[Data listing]
▼
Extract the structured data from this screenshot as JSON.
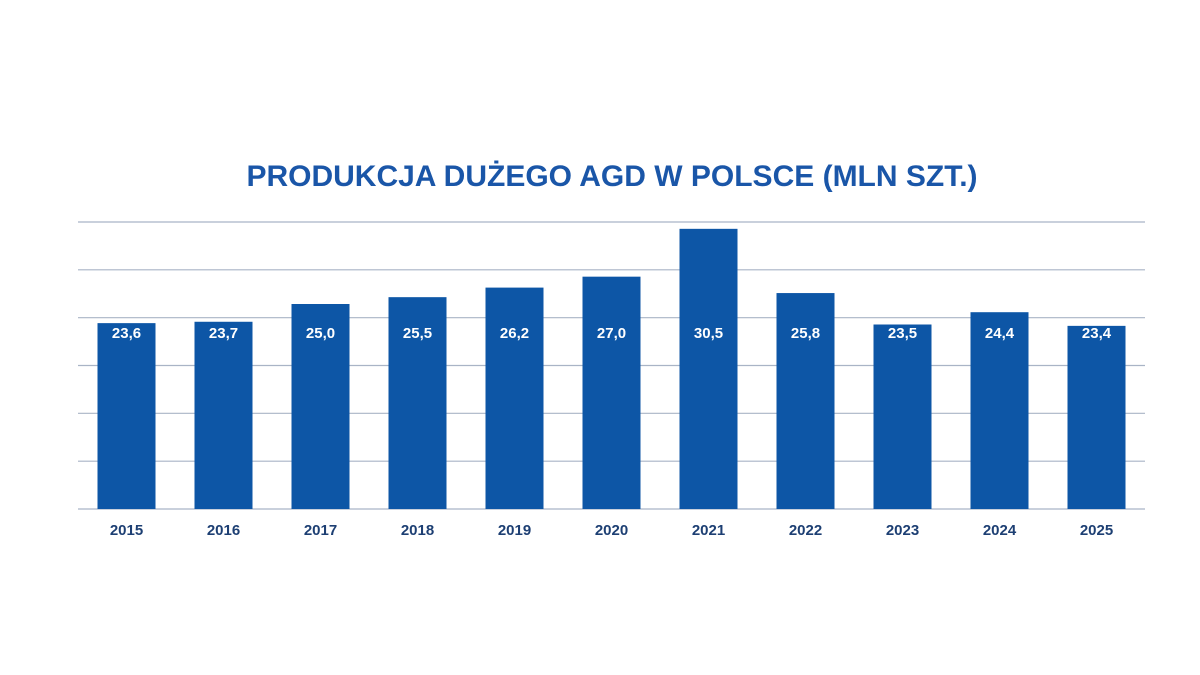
{
  "chart_data": {
    "type": "bar",
    "title": "PRODUKCJA DUŻEGO AGD W POLSCE (MLN SZT.)",
    "categories": [
      "2015",
      "2016",
      "2017",
      "2018",
      "2019",
      "2020",
      "2021",
      "2022",
      "2023",
      "2024",
      "2025"
    ],
    "values": [
      23.6,
      23.7,
      25.0,
      25.5,
      26.2,
      27.0,
      30.5,
      25.8,
      23.5,
      24.4,
      23.4
    ],
    "value_labels": [
      "23,6",
      "23,7",
      "25,0",
      "25,5",
      "26,2",
      "27,0",
      "30,5",
      "25,8",
      "23,5",
      "24,4",
      "23,4"
    ],
    "color": "#0d56a6",
    "ylim": [
      10,
      31
    ],
    "yticks": [
      10,
      13.5,
      17,
      20.5,
      24,
      27.5,
      31
    ],
    "grid": true
  }
}
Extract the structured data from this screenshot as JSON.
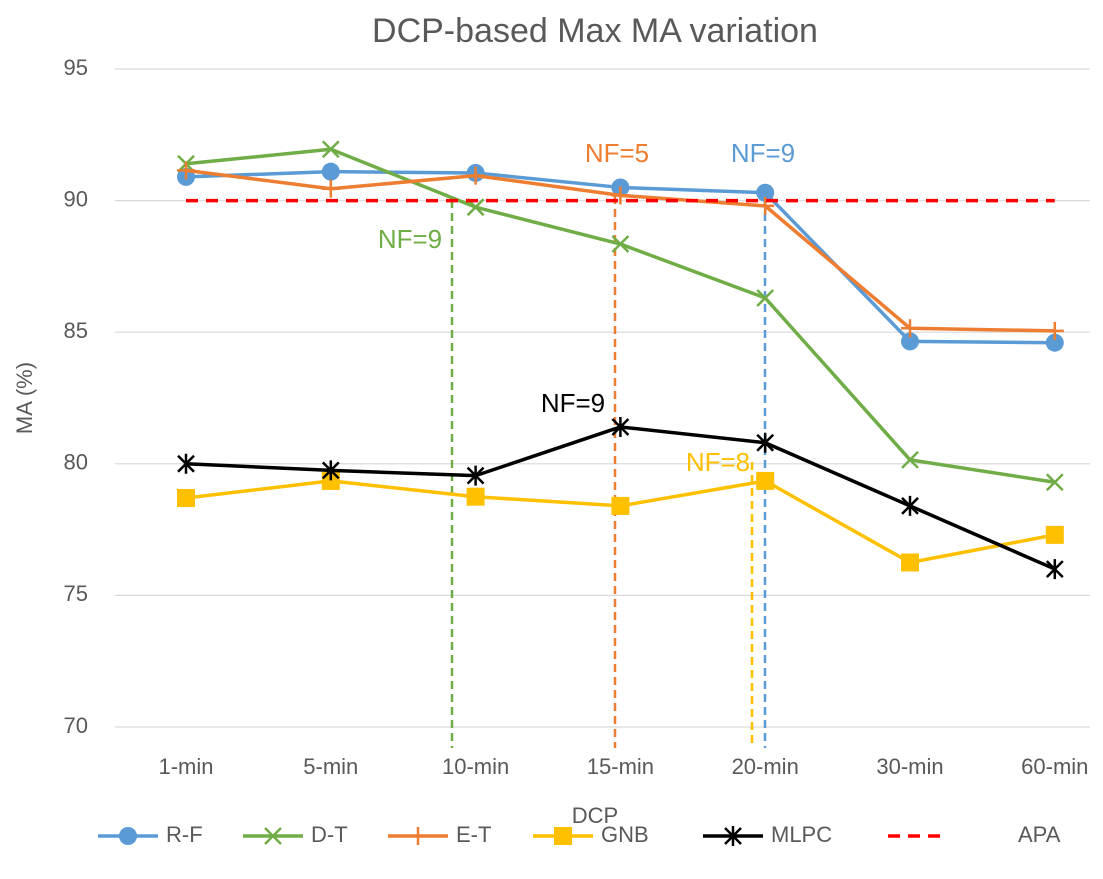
▲
Stated task: Repeat the material above in full and exactly, apart from the pictures.

Result for this exercise:
Extract the structured data from this screenshot as JSON.
{
  "chart_data": {
    "type": "bar",
    "title": "PRODUKCJA DUŻEGO AGD W POLSCE (MLN SZT.)",
    "categories": [
      "2015",
      "2016",
      "2017",
      "2018",
      "2019",
      "2020",
      "2021",
      "2022",
      "2023",
      "2024",
      "2025"
    ],
    "values": [
      23.6,
      23.7,
      25.0,
      25.5,
      26.2,
      27.0,
      30.5,
      25.8,
      23.5,
      24.4,
      23.4
    ],
    "value_labels": [
      "23,6",
      "23,7",
      "25,0",
      "25,5",
      "26,2",
      "27,0",
      "30,5",
      "25,8",
      "23,5",
      "24,4",
      "23,4"
    ],
    "color": "#0d56a6",
    "ylim": [
      10,
      31
    ],
    "yticks": [
      10,
      13.5,
      17,
      20.5,
      24,
      27.5,
      31
    ],
    "grid": true
  }
}
Extract the structured data from this screenshot as JSON.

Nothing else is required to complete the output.